• Text section:
We named him Tobias. Not because we love the name, but because it means “God is good.” I know some people may take offence at that. Especially those that have experienced such a loss. However, the choice was deliberate. This world is broken. Our bodies are broken. But our God is not. Tragedy happens to all sorts of people. But God is still good even in the midst of the pain.
The timing was tough. That night, Grandma and Grandpa had prepared a special dessert to celebrate the April birthdays in the family (Aunt Iona and Nick’s). We pulled ourselves together after taking some time to cope with what just happened, and I picked up my camera again.
It was an evening of celebration and also sadness. Two things that are very hard to mix, but life cannot stop for everyone when something awful happens. I think that was one of the hardest things over the next few days – watching life continue as normal when it was so not normal at all.

• Material provided:
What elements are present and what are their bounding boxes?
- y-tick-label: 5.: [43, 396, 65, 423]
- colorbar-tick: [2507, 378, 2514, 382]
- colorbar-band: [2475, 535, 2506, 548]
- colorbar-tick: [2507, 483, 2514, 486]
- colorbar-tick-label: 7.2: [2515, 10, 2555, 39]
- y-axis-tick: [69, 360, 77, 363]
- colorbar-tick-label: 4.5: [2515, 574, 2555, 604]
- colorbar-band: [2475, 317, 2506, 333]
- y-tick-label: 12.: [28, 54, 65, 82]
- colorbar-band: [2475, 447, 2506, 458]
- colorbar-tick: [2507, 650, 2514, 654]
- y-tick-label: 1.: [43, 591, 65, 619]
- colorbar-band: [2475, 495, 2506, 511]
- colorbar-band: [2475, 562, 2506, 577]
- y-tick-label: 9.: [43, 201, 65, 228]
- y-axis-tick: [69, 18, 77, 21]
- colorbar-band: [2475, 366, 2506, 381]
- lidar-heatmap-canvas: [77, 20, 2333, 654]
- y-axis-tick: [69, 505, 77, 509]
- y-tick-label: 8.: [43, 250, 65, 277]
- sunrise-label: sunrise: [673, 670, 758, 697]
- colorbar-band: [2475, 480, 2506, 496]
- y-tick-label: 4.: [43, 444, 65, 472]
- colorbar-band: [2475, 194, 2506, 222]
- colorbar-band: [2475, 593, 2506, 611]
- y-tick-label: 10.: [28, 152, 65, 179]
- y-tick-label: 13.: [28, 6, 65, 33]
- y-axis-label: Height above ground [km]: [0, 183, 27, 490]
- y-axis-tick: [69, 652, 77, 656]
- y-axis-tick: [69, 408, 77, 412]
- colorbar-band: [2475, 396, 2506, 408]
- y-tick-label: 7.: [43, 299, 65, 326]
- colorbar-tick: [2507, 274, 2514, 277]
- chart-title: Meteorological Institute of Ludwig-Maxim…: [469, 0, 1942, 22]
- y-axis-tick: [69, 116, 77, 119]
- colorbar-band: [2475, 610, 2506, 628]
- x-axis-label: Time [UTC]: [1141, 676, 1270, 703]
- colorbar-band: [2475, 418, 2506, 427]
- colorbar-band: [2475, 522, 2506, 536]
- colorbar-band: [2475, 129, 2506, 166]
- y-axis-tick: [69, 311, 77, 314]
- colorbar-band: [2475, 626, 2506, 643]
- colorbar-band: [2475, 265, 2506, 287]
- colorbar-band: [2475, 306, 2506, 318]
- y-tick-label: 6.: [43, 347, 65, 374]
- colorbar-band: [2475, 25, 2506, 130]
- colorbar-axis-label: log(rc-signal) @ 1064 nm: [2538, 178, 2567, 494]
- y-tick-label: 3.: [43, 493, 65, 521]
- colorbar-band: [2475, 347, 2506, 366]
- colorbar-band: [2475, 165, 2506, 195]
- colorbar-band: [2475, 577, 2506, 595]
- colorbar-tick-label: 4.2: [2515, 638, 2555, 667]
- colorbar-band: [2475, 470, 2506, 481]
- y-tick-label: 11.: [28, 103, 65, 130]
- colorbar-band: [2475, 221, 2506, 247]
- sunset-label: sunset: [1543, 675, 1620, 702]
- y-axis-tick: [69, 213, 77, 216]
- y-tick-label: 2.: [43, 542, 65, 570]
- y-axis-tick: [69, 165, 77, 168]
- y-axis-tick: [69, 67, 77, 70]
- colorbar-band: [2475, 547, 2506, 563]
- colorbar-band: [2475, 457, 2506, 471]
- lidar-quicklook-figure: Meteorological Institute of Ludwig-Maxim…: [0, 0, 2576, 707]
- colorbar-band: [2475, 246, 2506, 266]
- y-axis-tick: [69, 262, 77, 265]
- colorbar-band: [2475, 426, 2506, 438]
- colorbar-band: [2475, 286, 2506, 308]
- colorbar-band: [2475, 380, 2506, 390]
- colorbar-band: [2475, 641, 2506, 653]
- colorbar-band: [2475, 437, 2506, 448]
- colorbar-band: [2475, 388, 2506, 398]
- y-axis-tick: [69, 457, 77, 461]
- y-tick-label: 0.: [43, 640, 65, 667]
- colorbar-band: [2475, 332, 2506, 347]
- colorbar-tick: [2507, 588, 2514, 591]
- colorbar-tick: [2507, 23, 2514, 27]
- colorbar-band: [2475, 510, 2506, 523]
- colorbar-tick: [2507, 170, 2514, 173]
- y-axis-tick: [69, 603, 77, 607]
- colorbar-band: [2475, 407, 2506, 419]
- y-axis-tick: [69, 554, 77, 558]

• Exercise requirements:
a) Copy the part of the Tobias passage that opens with the words containing "The timing was" and closes with "normal at all.".
b) Carry on writing the Tobias passage, starting right after its last sentence.
The items come from a different source than the Tobias passage.

• Answers in order:
a)
The timing was tough. That night, Grandma and Grandpa had prepared a special dessert to celebrate the April birthdays in the family (Aunt Iona and Nick’s). We pulled ourselves together after taking some time to cope with what just happened, and I picked up my camera again.
It was an evening of celebration and also sadness. Two things that are very hard to mix, but life cannot stop for everyone when something awful happens. I think that was one of the hardest things over the next few days – watching life continue as normal when it was so not normal at all.

b)
We headed home Monday afternoon, and I took the next few days off work. We needed time. There was a lot of lying on the couch watching Netflix for endless hours. There was some time taken to just go for a walk together or go get ice cream. We ordered take-out pretty much every night as neither of us felt like making a meal. We had to take a time out to physically and emotionally recover. A sweet coworker sent flowers, and Nick spent a lot of time sitting at the end of my feet on the couch painting and working on crafts. Just taking a time out from the world. What I learned about life from that time out is for another blog post entirely, but it was needed, it was healing, it was good.
Easter Sunday, a few hours before we lost the baby, the family gave it a little wind-up chicken as its first Easter present. They still had hope. I couldn’t look at that chicken after we got home. I hid it in a cupboard for a few days. Today, though, the chicken is out and sitting in my living room. We will always be sad for our loss. And I’m giving myself a lot more grace for the next little while as I’m taking it slow still. However, I think this little chicken is actually the perfect gift. Because, for me, it symbolizes hope for the future. A future we desperately want to include children. But a future that isn’t ours to make. It’s a future that’s ours to walk into in hope and in faith. Whatever the outcome. So, here’s to brighter tomorrows, whatever they bring.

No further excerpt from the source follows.